(Coordinate annotation records)

## BEGIN

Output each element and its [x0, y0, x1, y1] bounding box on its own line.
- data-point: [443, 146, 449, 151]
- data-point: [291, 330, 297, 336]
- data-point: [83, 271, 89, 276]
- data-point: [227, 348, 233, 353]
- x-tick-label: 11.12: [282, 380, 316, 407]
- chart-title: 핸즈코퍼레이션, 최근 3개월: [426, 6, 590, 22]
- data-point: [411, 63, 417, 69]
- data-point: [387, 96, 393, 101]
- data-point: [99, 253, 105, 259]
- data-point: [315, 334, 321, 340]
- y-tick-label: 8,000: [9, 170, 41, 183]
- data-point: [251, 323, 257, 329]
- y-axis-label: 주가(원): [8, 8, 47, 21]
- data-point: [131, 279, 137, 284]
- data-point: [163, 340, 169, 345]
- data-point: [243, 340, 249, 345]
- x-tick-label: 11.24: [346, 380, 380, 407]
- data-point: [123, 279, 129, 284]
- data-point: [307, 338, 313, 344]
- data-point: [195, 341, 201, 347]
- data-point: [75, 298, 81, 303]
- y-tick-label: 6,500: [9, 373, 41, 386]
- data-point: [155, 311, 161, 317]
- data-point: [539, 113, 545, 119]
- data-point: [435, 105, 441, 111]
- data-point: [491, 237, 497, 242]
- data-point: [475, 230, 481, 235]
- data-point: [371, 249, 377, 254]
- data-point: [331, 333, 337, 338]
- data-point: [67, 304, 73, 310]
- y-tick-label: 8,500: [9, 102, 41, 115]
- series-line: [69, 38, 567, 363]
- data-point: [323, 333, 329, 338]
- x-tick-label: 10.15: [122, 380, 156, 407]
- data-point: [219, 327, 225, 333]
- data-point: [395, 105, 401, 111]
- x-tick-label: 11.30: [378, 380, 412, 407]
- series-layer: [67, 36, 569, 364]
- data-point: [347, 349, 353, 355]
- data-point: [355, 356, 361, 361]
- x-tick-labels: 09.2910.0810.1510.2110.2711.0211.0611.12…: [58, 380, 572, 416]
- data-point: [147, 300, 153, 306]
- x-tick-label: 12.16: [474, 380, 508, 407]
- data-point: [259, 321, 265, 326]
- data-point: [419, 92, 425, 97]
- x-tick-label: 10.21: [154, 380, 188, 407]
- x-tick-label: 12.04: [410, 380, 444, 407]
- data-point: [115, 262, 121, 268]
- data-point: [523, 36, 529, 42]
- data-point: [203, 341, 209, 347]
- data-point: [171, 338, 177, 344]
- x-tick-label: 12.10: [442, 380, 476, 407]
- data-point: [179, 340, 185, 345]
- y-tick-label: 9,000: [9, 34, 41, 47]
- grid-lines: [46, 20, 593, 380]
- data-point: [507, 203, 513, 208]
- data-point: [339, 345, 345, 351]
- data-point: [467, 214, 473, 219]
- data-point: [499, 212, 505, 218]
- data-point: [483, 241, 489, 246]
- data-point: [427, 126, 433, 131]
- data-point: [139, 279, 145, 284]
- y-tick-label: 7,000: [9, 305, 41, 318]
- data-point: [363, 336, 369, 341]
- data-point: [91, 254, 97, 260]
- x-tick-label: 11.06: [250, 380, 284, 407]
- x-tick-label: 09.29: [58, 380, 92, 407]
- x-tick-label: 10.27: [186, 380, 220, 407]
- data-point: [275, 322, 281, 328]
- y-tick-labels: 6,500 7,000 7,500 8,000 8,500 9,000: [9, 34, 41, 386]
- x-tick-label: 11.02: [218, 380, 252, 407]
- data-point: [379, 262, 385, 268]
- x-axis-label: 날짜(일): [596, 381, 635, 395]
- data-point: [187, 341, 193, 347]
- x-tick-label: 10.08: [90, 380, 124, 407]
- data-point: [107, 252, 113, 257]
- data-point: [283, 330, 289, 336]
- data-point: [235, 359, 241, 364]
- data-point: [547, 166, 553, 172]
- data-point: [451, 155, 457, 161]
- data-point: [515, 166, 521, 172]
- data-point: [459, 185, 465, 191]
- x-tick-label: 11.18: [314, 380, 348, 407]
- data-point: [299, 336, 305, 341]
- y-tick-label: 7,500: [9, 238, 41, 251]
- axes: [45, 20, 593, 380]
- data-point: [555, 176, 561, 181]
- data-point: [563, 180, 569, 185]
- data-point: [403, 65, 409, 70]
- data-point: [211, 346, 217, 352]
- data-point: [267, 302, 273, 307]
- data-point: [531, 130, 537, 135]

## END

Can you turn the lines from the start of the records through the line containing "- chart-title: 핸즈코퍼레이션, 최근", inclusive, into a numbered list with any blank lines dropped?

### FINAL RESULT
1. Output each element and its [x0, y0, x1, y1] bounding box on its own line.
2. - data-point: [443, 146, 449, 151]
3. - data-point: [291, 330, 297, 336]
4. - data-point: [83, 271, 89, 276]
5. - data-point: [227, 348, 233, 353]
6. - x-tick-label: 11.12: [282, 380, 316, 407]
7. - chart-title: 핸즈코퍼레이션, 최근 3개월: [426, 6, 590, 22]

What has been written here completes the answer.